## Exercise description
Reproduce word for word the part of the DeepStream passage starting at "The DeepStream SDK" and ending at "solutions from scratch.".

## Selected extract
When developing intelligent video analytics solutions, DeepStream helps users tackle laborious tasks like:
* Leverage hardware for accelerated processing
* Optimize pipeline for high data-throughput and low latency
* Optimize neural network model for high-speed inference
* Process data from multiple video streams simultaneously
* Keep track of metadata associated with each frame of a video

In doing so, we enable developers to prioritize important business decisions like: 
* Kind and number of video streams to analyze
* Type(s) of video analytics to perform
* Post-processing of the AI inference results

The DeepStream SDK allows developers to focus on the more *important* tasks related to the project's goal and impact. It empowers developers to build core deep learning networks and IP rather than design end-to-end solutions from scratch.

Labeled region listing
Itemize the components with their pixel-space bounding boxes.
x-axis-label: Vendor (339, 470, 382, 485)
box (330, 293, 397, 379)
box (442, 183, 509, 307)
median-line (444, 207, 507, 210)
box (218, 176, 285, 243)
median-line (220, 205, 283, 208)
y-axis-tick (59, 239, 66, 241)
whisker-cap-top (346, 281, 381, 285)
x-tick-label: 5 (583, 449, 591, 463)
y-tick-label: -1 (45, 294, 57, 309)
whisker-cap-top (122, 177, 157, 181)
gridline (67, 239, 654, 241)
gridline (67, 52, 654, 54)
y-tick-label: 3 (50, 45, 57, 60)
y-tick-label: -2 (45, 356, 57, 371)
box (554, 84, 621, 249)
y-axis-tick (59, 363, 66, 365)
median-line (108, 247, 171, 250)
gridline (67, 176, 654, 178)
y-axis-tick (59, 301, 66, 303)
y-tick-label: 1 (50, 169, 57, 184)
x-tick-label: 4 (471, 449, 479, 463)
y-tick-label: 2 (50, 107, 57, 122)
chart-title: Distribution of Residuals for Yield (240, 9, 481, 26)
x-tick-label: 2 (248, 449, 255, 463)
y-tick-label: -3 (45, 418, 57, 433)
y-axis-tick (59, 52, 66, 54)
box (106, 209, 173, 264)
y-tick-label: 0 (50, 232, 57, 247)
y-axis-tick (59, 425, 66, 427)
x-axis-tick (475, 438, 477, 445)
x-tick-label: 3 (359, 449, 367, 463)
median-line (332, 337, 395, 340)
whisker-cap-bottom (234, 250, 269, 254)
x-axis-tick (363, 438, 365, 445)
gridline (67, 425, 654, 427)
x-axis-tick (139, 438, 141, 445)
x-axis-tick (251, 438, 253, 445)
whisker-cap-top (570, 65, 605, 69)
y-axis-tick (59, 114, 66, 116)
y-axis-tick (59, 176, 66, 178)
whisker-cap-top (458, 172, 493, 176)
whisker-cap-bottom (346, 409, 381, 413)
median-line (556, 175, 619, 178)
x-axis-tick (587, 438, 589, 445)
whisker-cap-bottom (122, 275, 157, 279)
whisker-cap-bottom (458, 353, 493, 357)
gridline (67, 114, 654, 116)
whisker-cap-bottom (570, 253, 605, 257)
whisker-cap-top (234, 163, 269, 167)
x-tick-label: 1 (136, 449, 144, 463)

## Output for this exercise
The DeepStream SDK allows developers to focus on the more *important* tasks related to the project's goal and impact. It empowers developers to build core deep learning networks and IP rather than design end-to-end solutions from scratch.